• **Set exercise**: Collect every line below that contains the word "characters".

(Extracted records)
"""
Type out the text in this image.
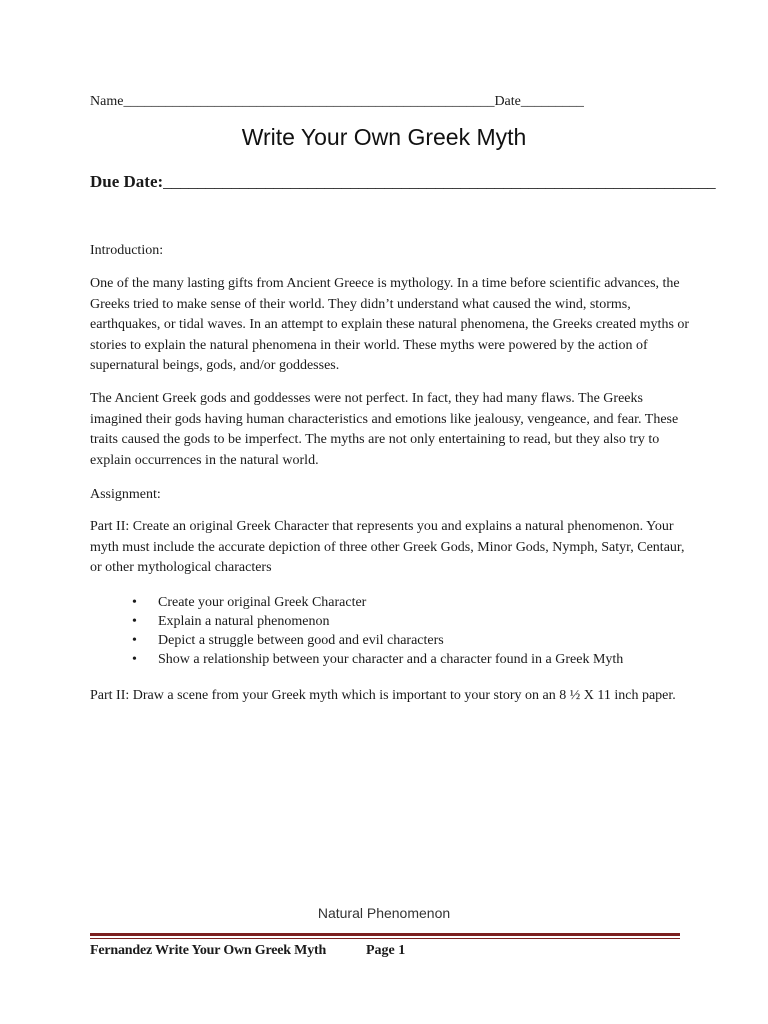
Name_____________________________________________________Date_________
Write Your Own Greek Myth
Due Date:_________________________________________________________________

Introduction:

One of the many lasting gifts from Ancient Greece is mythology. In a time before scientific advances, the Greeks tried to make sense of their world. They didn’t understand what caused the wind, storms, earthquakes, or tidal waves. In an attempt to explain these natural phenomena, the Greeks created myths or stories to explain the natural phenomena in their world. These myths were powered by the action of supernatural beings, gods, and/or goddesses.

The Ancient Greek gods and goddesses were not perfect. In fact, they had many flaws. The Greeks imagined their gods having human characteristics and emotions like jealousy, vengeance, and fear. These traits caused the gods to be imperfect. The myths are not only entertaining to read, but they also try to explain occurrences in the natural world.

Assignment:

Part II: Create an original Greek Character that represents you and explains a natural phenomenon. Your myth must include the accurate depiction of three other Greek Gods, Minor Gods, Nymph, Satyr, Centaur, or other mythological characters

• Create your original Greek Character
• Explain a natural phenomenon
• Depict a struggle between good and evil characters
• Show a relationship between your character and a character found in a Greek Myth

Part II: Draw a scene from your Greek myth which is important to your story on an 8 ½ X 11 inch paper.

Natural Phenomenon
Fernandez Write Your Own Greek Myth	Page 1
"""
• **Output for this exercise**:
Part II: Create an original Greek Character that represents you and explains a natural phenomenon. Your myth must include the accurate depiction of three other Greek Gods, Minor Gods, Nymph, Satyr, Centaur, or other mythological characters
• Depict a struggle between good and evil characters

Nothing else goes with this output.